▶ Dataset records on visual material
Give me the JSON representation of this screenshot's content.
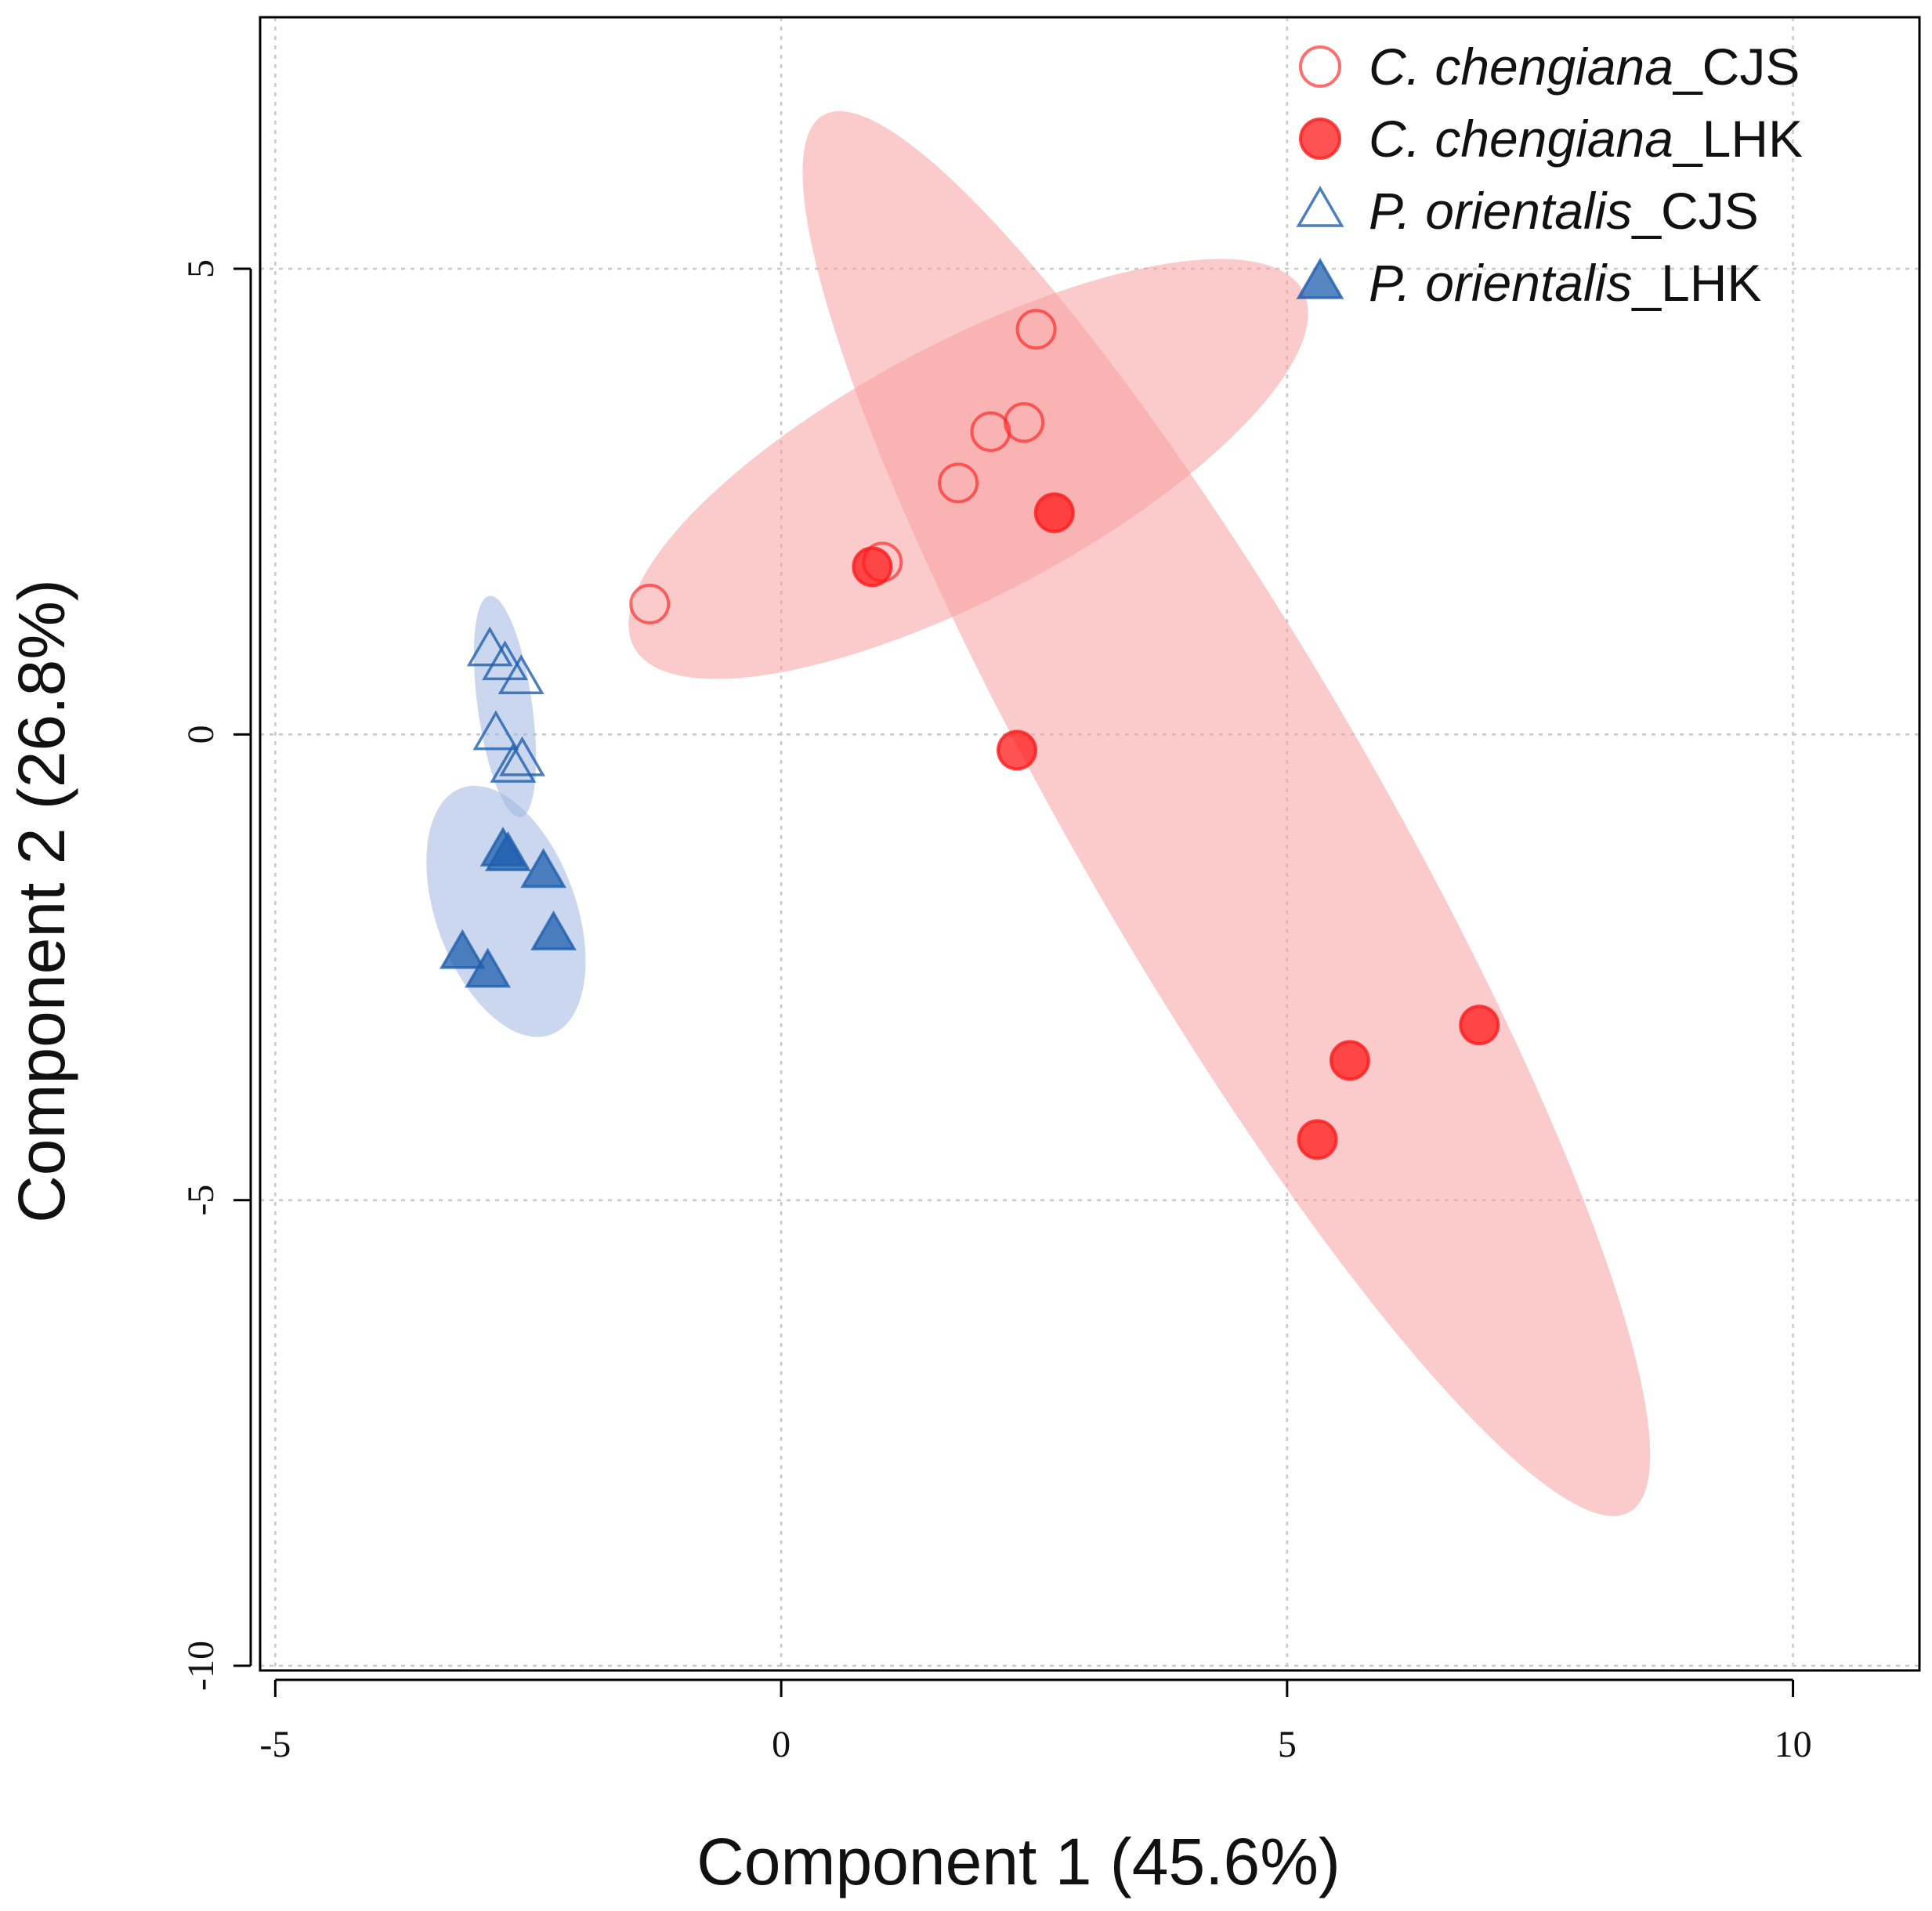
{
  "chart_data": {
    "type": "scatter",
    "title": "",
    "xlabel": "Component 1 (45.6%)",
    "ylabel": "Component 2 (26.8%)",
    "xlim": [
      -5.15,
      11.25
    ],
    "ylim": [
      -10.05,
      7.7
    ],
    "xticks": [
      "-5",
      "0",
      "5",
      "10"
    ],
    "yticks": [
      "-10",
      "-5",
      "0",
      "5"
    ],
    "grid": true,
    "grid_style": "dotted",
    "legend_position": "top-right",
    "colors": {
      "red": "#ff1a1a",
      "blue": "#1f5fae",
      "red_fill": "#f7a0a0",
      "blue_fill": "#9fb6e0"
    },
    "series": [
      {
        "name_italic": "C. chengiana",
        "name_suffix": "_CJS",
        "marker": "open-circle",
        "color": "#ff2020",
        "x": [
          -1.3,
          1.0,
          1.75,
          2.07,
          2.4,
          2.52
        ],
        "y": [
          1.4,
          1.85,
          2.7,
          3.25,
          3.35,
          4.35
        ]
      },
      {
        "name_italic": "C. chengiana",
        "name_suffix": "_LHK",
        "marker": "filled-circle",
        "color": "#ff1a1a",
        "x": [
          0.9,
          2.7,
          2.33,
          5.62,
          6.9,
          5.3
        ],
        "y": [
          1.8,
          2.38,
          -0.17,
          -3.5,
          -3.12,
          -4.35
        ]
      },
      {
        "name_italic": "P. orientalis",
        "name_suffix": "_CJS",
        "marker": "open-triangle",
        "color": "#1f5fae",
        "x": [
          -2.88,
          -2.73,
          -2.57,
          -2.82,
          -2.65,
          -2.56
        ],
        "y": [
          0.9,
          0.75,
          0.6,
          0.0,
          -0.35,
          -0.28
        ]
      },
      {
        "name_italic": "P. orientalis",
        "name_suffix": "_LHK",
        "marker": "filled-triangle",
        "color": "#1f5fae",
        "x": [
          -2.75,
          -2.7,
          -2.35,
          -3.15,
          -2.9,
          -2.25
        ],
        "y": [
          -1.25,
          -1.3,
          -1.48,
          -2.35,
          -2.55,
          -2.15
        ]
      }
    ],
    "ellipses": [
      {
        "group": "C. chengiana_CJS",
        "color": "#f7a0a0",
        "center": [
          1.85,
          2.85
        ],
        "rx": 3.9,
        "ry": 1.3,
        "angle_deg": -28
      },
      {
        "group": "C. chengiana_LHK",
        "color": "#f7a0a0",
        "center": [
          4.4,
          -0.85
        ],
        "rx": 8.3,
        "ry": 1.55,
        "angle_deg": 60
      },
      {
        "group": "P. orientalis_CJS",
        "color": "#9fb6e0",
        "center": [
          -2.73,
          0.3
        ],
        "rx": 1.15,
        "ry": 0.28,
        "angle_deg": 82
      },
      {
        "group": "P. orientalis_LHK",
        "color": "#9fb6e0",
        "center": [
          -2.72,
          -1.9
        ],
        "rx": 1.35,
        "ry": 0.72,
        "angle_deg": 70
      }
    ]
  }
}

▶ REQUIREMENTS
In this exercise, set down all of the data exactly, without the pictures.

▶ RESPONSE BELOW
Give me the JSON representation of this screenshot's content.
{
  "chart_data": {
    "type": "scatter",
    "title": "",
    "xlabel": "Component 1 (45.6%)",
    "ylabel": "Component 2 (26.8%)",
    "xlim": [
      -5.15,
      11.25
    ],
    "ylim": [
      -10.05,
      7.7
    ],
    "xticks": [
      "-5",
      "0",
      "5",
      "10"
    ],
    "yticks": [
      "-10",
      "-5",
      "0",
      "5"
    ],
    "grid": true,
    "grid_style": "dotted",
    "legend_position": "top-right",
    "colors": {
      "red": "#ff1a1a",
      "blue": "#1f5fae",
      "red_fill": "#f7a0a0",
      "blue_fill": "#9fb6e0"
    },
    "series": [
      {
        "name_italic": "C. chengiana",
        "name_suffix": "_CJS",
        "marker": "open-circle",
        "color": "#ff2020",
        "x": [
          -1.3,
          1.0,
          1.75,
          2.07,
          2.4,
          2.52
        ],
        "y": [
          1.4,
          1.85,
          2.7,
          3.25,
          3.35,
          4.35
        ]
      },
      {
        "name_italic": "C. chengiana",
        "name_suffix": "_LHK",
        "marker": "filled-circle",
        "color": "#ff1a1a",
        "x": [
          0.9,
          2.7,
          2.33,
          5.62,
          6.9,
          5.3
        ],
        "y": [
          1.8,
          2.38,
          -0.17,
          -3.5,
          -3.12,
          -4.35
        ]
      },
      {
        "name_italic": "P. orientalis",
        "name_suffix": "_CJS",
        "marker": "open-triangle",
        "color": "#1f5fae",
        "x": [
          -2.88,
          -2.73,
          -2.57,
          -2.82,
          -2.65,
          -2.56
        ],
        "y": [
          0.9,
          0.75,
          0.6,
          0.0,
          -0.35,
          -0.28
        ]
      },
      {
        "name_italic": "P. orientalis",
        "name_suffix": "_LHK",
        "marker": "filled-triangle",
        "color": "#1f5fae",
        "x": [
          -2.75,
          -2.7,
          -2.35,
          -3.15,
          -2.9,
          -2.25
        ],
        "y": [
          -1.25,
          -1.3,
          -1.48,
          -2.35,
          -2.55,
          -2.15
        ]
      }
    ],
    "ellipses": [
      {
        "group": "C. chengiana_CJS",
        "color": "#f7a0a0",
        "center": [
          1.85,
          2.85
        ],
        "rx": 3.9,
        "ry": 1.3,
        "angle_deg": -28
      },
      {
        "group": "C. chengiana_LHK",
        "color": "#f7a0a0",
        "center": [
          4.4,
          -0.85
        ],
        "rx": 8.3,
        "ry": 1.55,
        "angle_deg": 60
      },
      {
        "group": "P. orientalis_CJS",
        "color": "#9fb6e0",
        "center": [
          -2.73,
          0.3
        ],
        "rx": 1.15,
        "ry": 0.28,
        "angle_deg": 82
      },
      {
        "group": "P. orientalis_LHK",
        "color": "#9fb6e0",
        "center": [
          -2.72,
          -1.9
        ],
        "rx": 1.35,
        "ry": 0.72,
        "angle_deg": 70
      }
    ]
  }
}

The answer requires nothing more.